▸ **Goal**
Copy each of the rows below, swapping "screenshot" for "image" and leaving everything else unchanged. Leave the pictures out.

** Start of Records provided **

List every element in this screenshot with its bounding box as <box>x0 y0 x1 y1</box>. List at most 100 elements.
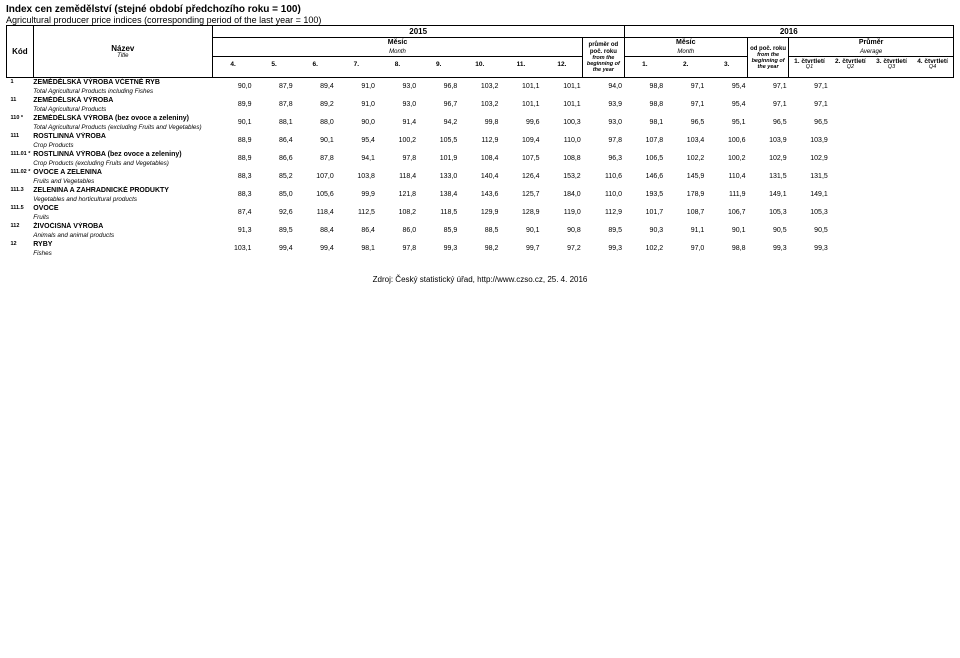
col-1: 1. <box>624 57 665 78</box>
value-cell: 102,2 <box>624 240 665 258</box>
value-cell: 94,0 <box>583 77 624 96</box>
value-cell: 97,1 <box>665 77 706 96</box>
row-code: 112 <box>7 222 34 240</box>
value-cell: 94,2 <box>418 114 459 132</box>
value-cell: 90,1 <box>706 222 747 240</box>
table-row: 110 *ZEMĚDĚLSKÁ VÝROBA (bez ovoce a zele… <box>7 114 954 123</box>
col-name: Název Title <box>33 26 212 78</box>
value-cell: 98,1 <box>336 240 377 258</box>
value-cell: 102,9 <box>747 150 788 168</box>
row-name-cz: ZELENINA A ZAHRADNICKÉ PRODUKTY <box>33 186 212 195</box>
value-cell: 105,6 <box>295 186 336 204</box>
row-name-cz: OVOCE <box>33 204 212 213</box>
row-name-en: Total Agricultural Products (excluding F… <box>33 123 212 132</box>
value-cell: 108,7 <box>665 204 706 222</box>
row-name-en: Total Agricultural Products <box>33 105 212 114</box>
value-cell: 146,6 <box>624 168 665 186</box>
value-cell: 112,9 <box>583 204 624 222</box>
value-cell: 129,9 <box>459 204 500 222</box>
value-cell: 97,8 <box>377 150 418 168</box>
value-cell: 99,8 <box>459 114 500 132</box>
value-cell: 153,2 <box>542 168 583 186</box>
value-cell <box>830 168 871 186</box>
value-cell <box>871 240 912 258</box>
value-cell: 88,0 <box>295 114 336 132</box>
value-cell <box>912 222 953 240</box>
value-cell <box>912 96 953 114</box>
row-code: 111.02 * <box>7 168 34 186</box>
value-cell <box>871 77 912 96</box>
col-6: 6. <box>295 57 336 78</box>
row-name-en: Crop Products <box>33 141 212 150</box>
value-cell: 95,4 <box>706 96 747 114</box>
value-cell <box>912 114 953 132</box>
value-cell: 110,4 <box>706 168 747 186</box>
table-row: 111.01 *ROSTLINNÁ VÝROBA (bez ovoce a ze… <box>7 150 954 159</box>
row-name-cz: RYBY <box>33 240 212 249</box>
row-code: 1 <box>7 77 34 96</box>
value-cell: 101,1 <box>542 77 583 96</box>
value-cell: 93,0 <box>377 77 418 96</box>
col-from-beginning-2015: průměr od poč. roku from the beginning o… <box>583 38 624 78</box>
value-cell: 98,8 <box>706 240 747 258</box>
value-cell: 140,4 <box>459 168 500 186</box>
value-cell: 88,4 <box>295 222 336 240</box>
col-2: 2. <box>665 57 706 78</box>
value-cell: 86,4 <box>336 222 377 240</box>
value-cell: 90,5 <box>747 222 788 240</box>
value-cell: 85,0 <box>253 186 294 204</box>
col-q2: 2. čtvrtletíQ2 <box>830 57 871 78</box>
value-cell: 109,4 <box>500 132 541 150</box>
value-cell <box>830 114 871 132</box>
table-row: 111ROSTLINNÁ VÝROBA88,986,490,195,4100,2… <box>7 132 954 141</box>
value-cell: 97,1 <box>747 96 788 114</box>
value-cell: 90,1 <box>295 132 336 150</box>
value-cell: 131,5 <box>747 168 788 186</box>
value-cell: 96,5 <box>747 114 788 132</box>
value-cell: 128,9 <box>500 204 541 222</box>
value-cell: 99,4 <box>295 240 336 258</box>
value-cell: 90,3 <box>624 222 665 240</box>
value-cell: 103,9 <box>789 132 830 150</box>
value-cell: 99,3 <box>418 240 459 258</box>
value-cell: 103,1 <box>212 240 253 258</box>
value-cell: 87,9 <box>253 77 294 96</box>
value-cell <box>912 77 953 96</box>
value-cell: 110,6 <box>583 168 624 186</box>
value-cell: 106,7 <box>706 204 747 222</box>
value-cell: 97,2 <box>542 240 583 258</box>
group-month-2016: Měsíc <box>624 38 747 48</box>
value-cell: 97,1 <box>747 77 788 96</box>
col-q4: 4. čtvrtletíQ4 <box>912 57 953 78</box>
data-table: Kód Název Title 2015 2016 Měsíc průměr o… <box>6 25 954 258</box>
value-cell: 90,5 <box>789 222 830 240</box>
row-name-cz: ZEMĚDĚLSKÁ VÝROBA VČETNĚ RYB <box>33 77 212 87</box>
value-cell: 88,3 <box>212 186 253 204</box>
col-from-beginning-2016: od poč. roku from the beginning of the y… <box>747 38 788 78</box>
table-row: 11ZEMĚDĚLSKÁ VÝROBA89,987,889,291,093,09… <box>7 96 954 105</box>
row-name-en: Crop Products (excluding Fruits and Vege… <box>33 159 212 168</box>
value-cell: 89,9 <box>212 96 253 114</box>
value-cell: 85,2 <box>253 168 294 186</box>
value-cell: 88,1 <box>253 114 294 132</box>
row-name-cz: ZEMĚDĚLSKÁ VÝROBA (bez ovoce a zeleniny) <box>33 114 212 123</box>
value-cell: 105,3 <box>747 204 788 222</box>
col-8: 8. <box>377 57 418 78</box>
value-cell: 126,4 <box>500 168 541 186</box>
value-cell: 91,0 <box>336 96 377 114</box>
row-name-en: Fruits and Vegetables <box>33 177 212 186</box>
row-code: 111.01 * <box>7 150 34 168</box>
value-cell: 96,8 <box>418 77 459 96</box>
col-3: 3. <box>706 57 747 78</box>
value-cell: 88,3 <box>212 168 253 186</box>
table-row: 111.3ZELENINA A ZAHRADNICKÉ PRODUKTY88,3… <box>7 186 954 195</box>
value-cell: 96,5 <box>789 114 830 132</box>
value-cell: 101,7 <box>624 204 665 222</box>
value-cell: 93,9 <box>583 96 624 114</box>
value-cell: 91,1 <box>665 222 706 240</box>
value-cell <box>830 222 871 240</box>
page-footer: Zdroj: Český statistický úřad, http://ww… <box>6 275 954 284</box>
value-cell: 93,0 <box>377 96 418 114</box>
value-cell: 90,0 <box>212 77 253 96</box>
value-cell: 110,0 <box>542 132 583 150</box>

** End of Records provided **

▸ **Solution for this task**
List every element in this image with its bounding box as <box>x0 y0 x1 y1</box>. List at most 100 elements.
col-1: 1. <box>624 57 665 78</box>
value-cell: 102,2 <box>624 240 665 258</box>
value-cell: 94,0 <box>583 77 624 96</box>
value-cell: 97,1 <box>665 77 706 96</box>
row-code: 112 <box>7 222 34 240</box>
value-cell: 94,2 <box>418 114 459 132</box>
value-cell: 90,1 <box>706 222 747 240</box>
table-row: 110 *ZEMĚDĚLSKÁ VÝROBA (bez ovoce a zele… <box>7 114 954 123</box>
col-name: Název Title <box>33 26 212 78</box>
value-cell: 98,1 <box>336 240 377 258</box>
value-cell: 102,9 <box>747 150 788 168</box>
row-name-cz: ZELENINA A ZAHRADNICKÉ PRODUKTY <box>33 186 212 195</box>
value-cell: 105,6 <box>295 186 336 204</box>
row-name-cz: OVOCE <box>33 204 212 213</box>
row-name-en: Total Agricultural Products (excluding F… <box>33 123 212 132</box>
value-cell: 108,7 <box>665 204 706 222</box>
row-name-en: Total Agricultural Products <box>33 105 212 114</box>
value-cell: 146,6 <box>624 168 665 186</box>
value-cell: 112,9 <box>583 204 624 222</box>
value-cell: 129,9 <box>459 204 500 222</box>
value-cell: 97,8 <box>377 150 418 168</box>
value-cell: 99,8 <box>459 114 500 132</box>
value-cell: 153,2 <box>542 168 583 186</box>
value-cell <box>830 168 871 186</box>
value-cell <box>871 240 912 258</box>
value-cell: 88,0 <box>295 114 336 132</box>
value-cell <box>912 222 953 240</box>
value-cell <box>912 96 953 114</box>
row-code: 111.02 * <box>7 168 34 186</box>
value-cell <box>871 77 912 96</box>
col-6: 6. <box>295 57 336 78</box>
row-name-en: Crop Products <box>33 141 212 150</box>
value-cell: 95,4 <box>706 96 747 114</box>
value-cell <box>912 114 953 132</box>
value-cell: 110,4 <box>706 168 747 186</box>
table-row: 111.01 *ROSTLINNÁ VÝROBA (bez ovoce a ze… <box>7 150 954 159</box>
row-name-cz: RYBY <box>33 240 212 249</box>
row-code: 1 <box>7 77 34 96</box>
value-cell: 101,1 <box>542 77 583 96</box>
value-cell: 93,0 <box>377 77 418 96</box>
col-from-beginning-2015: průměr od poč. roku from the beginning o… <box>583 38 624 78</box>
value-cell: 98,8 <box>706 240 747 258</box>
value-cell: 140,4 <box>459 168 500 186</box>
value-cell: 88,4 <box>295 222 336 240</box>
col-2: 2. <box>665 57 706 78</box>
value-cell: 86,4 <box>336 222 377 240</box>
value-cell: 90,5 <box>747 222 788 240</box>
value-cell: 85,0 <box>253 186 294 204</box>
col-q2: 2. čtvrtletíQ2 <box>830 57 871 78</box>
value-cell: 109,4 <box>500 132 541 150</box>
value-cell <box>830 114 871 132</box>
table-row: 111ROSTLINNÁ VÝROBA88,986,490,195,4100,2… <box>7 132 954 141</box>
value-cell: 97,1 <box>747 96 788 114</box>
value-cell: 90,1 <box>295 132 336 150</box>
value-cell: 131,5 <box>747 168 788 186</box>
value-cell: 96,5 <box>747 114 788 132</box>
value-cell: 128,9 <box>500 204 541 222</box>
value-cell: 99,4 <box>295 240 336 258</box>
value-cell: 90,3 <box>624 222 665 240</box>
value-cell: 103,9 <box>789 132 830 150</box>
value-cell: 99,3 <box>418 240 459 258</box>
value-cell: 103,1 <box>212 240 253 258</box>
value-cell: 87,9 <box>253 77 294 96</box>
value-cell <box>912 77 953 96</box>
value-cell: 110,6 <box>583 168 624 186</box>
value-cell: 106,7 <box>706 204 747 222</box>
value-cell: 97,2 <box>542 240 583 258</box>
group-month-2016: Měsíc <box>624 38 747 48</box>
value-cell: 97,1 <box>747 77 788 96</box>
col-q4: 4. čtvrtletíQ4 <box>912 57 953 78</box>
data-table: Kód Název Title 2015 2016 Měsíc průměr o… <box>6 25 954 258</box>
value-cell: 90,5 <box>789 222 830 240</box>
row-name-cz: ZEMĚDĚLSKÁ VÝROBA VČETNĚ RYB <box>33 77 212 87</box>
value-cell: 88,3 <box>212 186 253 204</box>
col-from-beginning-2016: od poč. roku from the beginning of the y… <box>747 38 788 78</box>
table-row: 11ZEMĚDĚLSKÁ VÝROBA89,987,889,291,093,09… <box>7 96 954 105</box>
row-name-en: Crop Products (excluding Fruits and Vege… <box>33 159 212 168</box>
value-cell: 89,9 <box>212 96 253 114</box>
value-cell: 85,2 <box>253 168 294 186</box>
value-cell: 88,1 <box>253 114 294 132</box>
row-name-cz: ZEMĚDĚLSKÁ VÝROBA (bez ovoce a zeleniny) <box>33 114 212 123</box>
value-cell: 105,3 <box>747 204 788 222</box>
col-8: 8. <box>377 57 418 78</box>
value-cell: 126,4 <box>500 168 541 186</box>
value-cell: 91,0 <box>336 96 377 114</box>
row-name-en: Fruits and Vegetables <box>33 177 212 186</box>
row-code: 111.01 * <box>7 150 34 168</box>
value-cell: 96,8 <box>418 77 459 96</box>
col-3: 3. <box>706 57 747 78</box>
value-cell: 88,3 <box>212 168 253 186</box>
table-row: 111.3ZELENINA A ZAHRADNICKÉ PRODUKTY88,3… <box>7 186 954 195</box>
value-cell: 96,5 <box>789 114 830 132</box>
value-cell: 101,7 <box>624 204 665 222</box>
value-cell: 93,9 <box>583 96 624 114</box>
value-cell: 91,1 <box>665 222 706 240</box>
value-cell <box>830 222 871 240</box>
page-footer: Zdroj: Český statistický úřad, http://ww… <box>6 275 954 284</box>
value-cell: 93,0 <box>377 96 418 114</box>
value-cell: 90,0 <box>212 77 253 96</box>
value-cell: 110,0 <box>542 132 583 150</box>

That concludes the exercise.